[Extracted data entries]
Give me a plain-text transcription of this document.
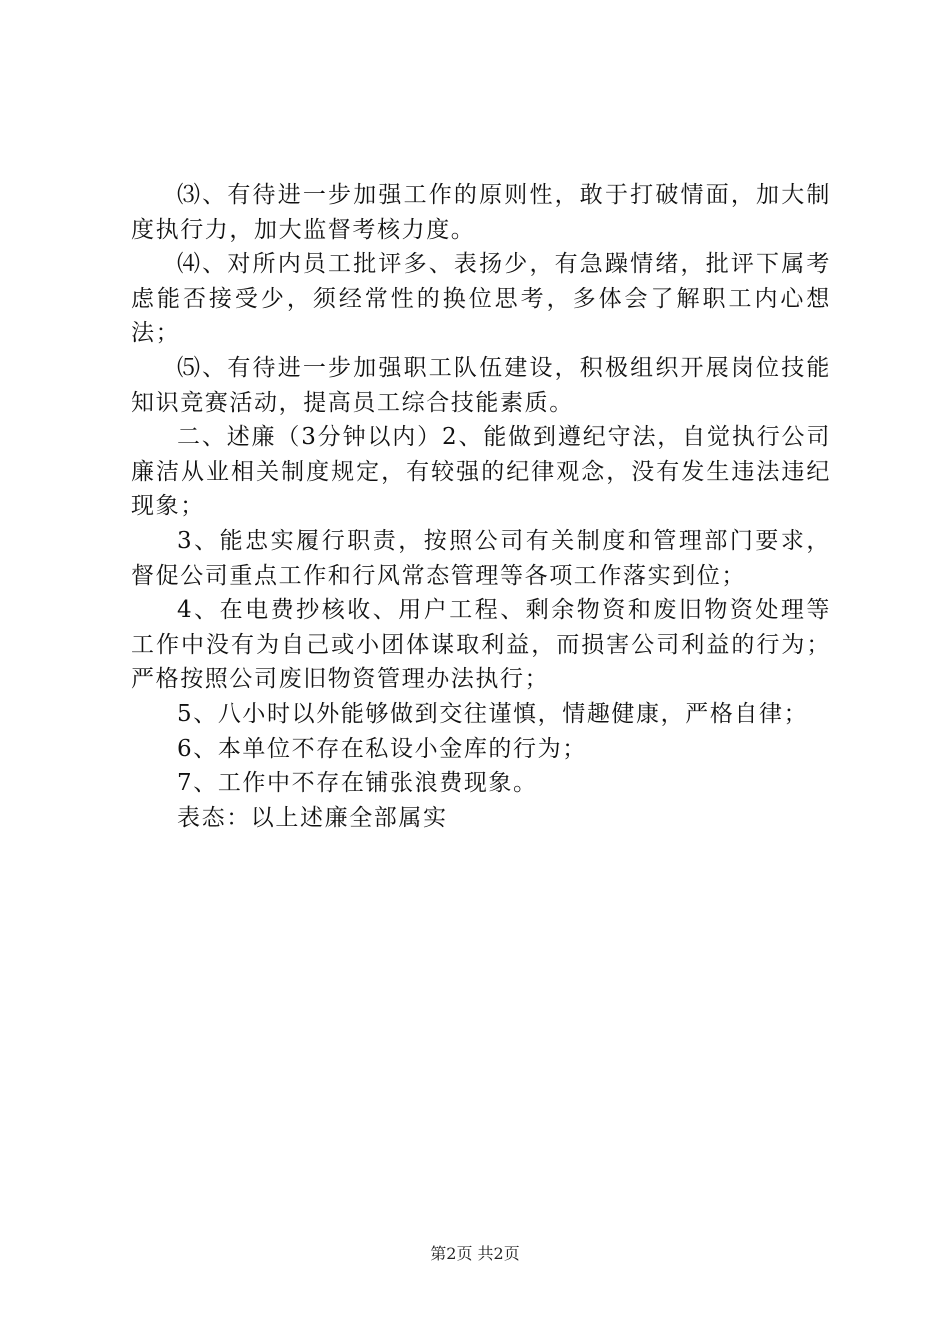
⑶、有待进一步加强工作的原则性，敢于打破情面，加大制度执行力，加大监督考核力度。

⑷、对所内员工批评多、表扬少，有急躁情绪，批评下属考虑能否接受少，须经常性的换位思考，多体会了解职工内心想法；

⑸、有待进一步加强职工队伍建设，积极组织开展岗位技能知识竞赛活动，提高员工综合技能素质。

二、述廉（3分钟以内）2、能做到遵纪守法，自觉执行公司廉洁从业相关制度规定，有较强的纪律观念，没有发生违法违纪现象；

3、能忠实履行职责，按照公司有关制度和管理部门要求，督促公司重点工作和行风常态管理等各项工作落实到位；

4、在电费抄核收、用户工程、剩余物资和废旧物资处理等工作中没有为自己或小团体谋取利益，而损害公司利益的行为；严格按照公司废旧物资管理办法执行；

5、八小时以外能够做到交往谨慎，情趣健康，严格自律；

6、本单位不存在私设小金库的行为；

7、工作中不存在铺张浪费现象。

表态：以上述廉全部属实

第2页 共2页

• [TASK PROMPT]:
Write every entry out again exactly, dropping the pictures.

• [RESULT FOR THIS EXERCISE]:
Give me a plain-text transcription of this document.
⑶、有待进一步加强工作的原则性，敢于打破情面，加大制度执行力，加大监督考核力度。

⑷、对所内员工批评多、表扬少，有急躁情绪，批评下属考虑能否接受少，须经常性的换位思考，多体会了解职工内心想法；

⑸、有待进一步加强职工队伍建设，积极组织开展岗位技能知识竞赛活动，提高员工综合技能素质。

二、述廉（3分钟以内）2、能做到遵纪守法，自觉执行公司廉洁从业相关制度规定，有较强的纪律观念，没有发生违法违纪现象；

3、能忠实履行职责，按照公司有关制度和管理部门要求，督促公司重点工作和行风常态管理等各项工作落实到位；

4、在电费抄核收、用户工程、剩余物资和废旧物资处理等工作中没有为自己或小团体谋取利益，而损害公司利益的行为；严格按照公司废旧物资管理办法执行；

5、八小时以外能够做到交往谨慎，情趣健康，严格自律；

6、本单位不存在私设小金库的行为；

7、工作中不存在铺张浪费现象。

表态：以上述廉全部属实

第2页 共2页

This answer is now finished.